===== Stored data

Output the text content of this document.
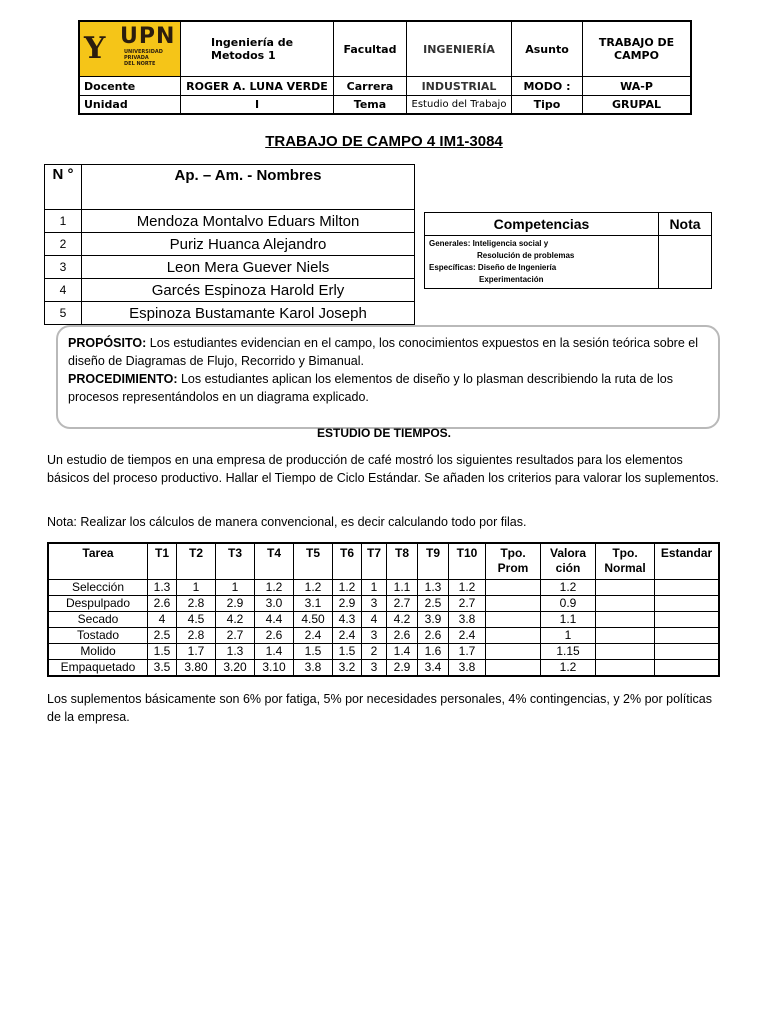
Y UPN
UNIVERSIDAD
PRIVADA
DEL NORTE	Ingeniería de Metodos 1	Facultad	INGENIERÍA	Asunto	TRABAJO DE CAMPO
Docente	ROGER A. LUNA VERDE	Carrera	INDUSTRIAL	MODO :	WA-P
Unidad	I	Tema	Estudio del Trabajo	Tipo	GRUPAL
TRABAJO DE CAMPO 4 IM1-3084
N °	Ap. – Am. - Nombres
1	Mendoza Montalvo Eduars Milton
2	Puriz Huanca Alejandro
3	Leon Mera Guever Niels
4	Garcés Espinoza Harold Erly
5	Espinoza Bustamante Karol Joseph
Competencias	Nota
Generales: Inteligencia social y
Resolución de problemas
Específicas: Diseño de Ingeniería
Experimentación	

PROPÓSITO: Los estudiantes evidencian en el campo, los conocimientos expuestos en la sesión teórica sobre el diseño de Diagramas de Flujo, Recorrido y Bimanual.
PROCEDIMIENTO: Los estudiantes aplican los elementos de diseño y lo plasman describiendo la ruta de los procesos representándolos en un diagrama explicado.
ESTUDIO DE TIEMPOS.
Un estudio de tiempos en una empresa de producción de café mostró los siguientes resultados para los elementos básicos del proceso productivo. Hallar el Tiempo de Ciclo Estándar. Se añaden los criterios para valorar los suplementos.
Nota: Realizar los cálculos de manera convencional, es decir calculando todo por filas.
Tarea	T1	T2	T3	T4	T5	T6	T7	T8	T9	T10	Tpo. Prom	Valora ción	Tpo. Normal	Estandar
Selección	1.3	1	1	1.2	1.2	1.2	1	1.1	1.3	1.2		1.2		
Despulpado	2.6	2.8	2.9	3.0	3.1	2.9	3	2.7	2.5	2.7		0.9		
Secado	4	4.5	4.2	4.4	4.50	4.3	4	4.2	3.9	3.8		1.1		
Tostado	2.5	2.8	2.7	2.6	2.4	2.4	3	2.6	2.6	2.4		1		
Molido	1.5	1.7	1.3	1.4	1.5	1.5	2	1.4	1.6	1.7		1.15		
Empaquetado	3.5	3.80	3.20	3.10	3.8	3.2	3	2.9	3.4	3.8		1.2		
Los suplementos básicamente son 6% por fatiga, 5% por necesidades personales, 4% contingencias, y 2% por políticas de la empresa.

==========

* **Directions for this task**
Reproduce each entry precisely, dropping only the pictures.

* **Final result**
Output the text content of this document.
Y UPN
UNIVERSIDAD
PRIVADA
DEL NORTE	Ingeniería de Metodos 1	Facultad	INGENIERÍA	Asunto	TRABAJO DE CAMPO
Docente	ROGER A. LUNA VERDE	Carrera	INDUSTRIAL	MODO :	WA-P
Unidad	I	Tema	Estudio del Trabajo	Tipo	GRUPAL
TRABAJO DE CAMPO 4 IM1-3084
N °	Ap. – Am. - Nombres
1	Mendoza Montalvo Eduars Milton
2	Puriz Huanca Alejandro
3	Leon Mera Guever Niels
4	Garcés Espinoza Harold Erly
5	Espinoza Bustamante Karol Joseph
Competencias	Nota
Generales: Inteligencia social y
Resolución de problemas
Específicas: Diseño de Ingeniería
Experimentación	

PROPÓSITO: Los estudiantes evidencian en el campo, los conocimientos expuestos en la sesión teórica sobre el diseño de Diagramas de Flujo, Recorrido y Bimanual.
PROCEDIMIENTO: Los estudiantes aplican los elementos de diseño y lo plasman describiendo la ruta de los procesos representándolos en un diagrama explicado.
ESTUDIO DE TIEMPOS.
Un estudio de tiempos en una empresa de producción de café mostró los siguientes resultados para los elementos básicos del proceso productivo. Hallar el Tiempo de Ciclo Estándar. Se añaden los criterios para valorar los suplementos.
Nota: Realizar los cálculos de manera convencional, es decir calculando todo por filas.
Tarea	T1	T2	T3	T4	T5	T6	T7	T8	T9	T10	Tpo. Prom	Valora ción	Tpo. Normal	Estandar
Selección	1.3	1	1	1.2	1.2	1.2	1	1.1	1.3	1.2		1.2		
Despulpado	2.6	2.8	2.9	3.0	3.1	2.9	3	2.7	2.5	2.7		0.9		
Secado	4	4.5	4.2	4.4	4.50	4.3	4	4.2	3.9	3.8		1.1		
Tostado	2.5	2.8	2.7	2.6	2.4	2.4	3	2.6	2.6	2.4		1		
Molido	1.5	1.7	1.3	1.4	1.5	1.5	2	1.4	1.6	1.7		1.15		
Empaquetado	3.5	3.80	3.20	3.10	3.8	3.2	3	2.9	3.4	3.8		1.2		
Los suplementos básicamente son 6% por fatiga, 5% por necesidades personales, 4% contingencias, y 2% por políticas de la empresa.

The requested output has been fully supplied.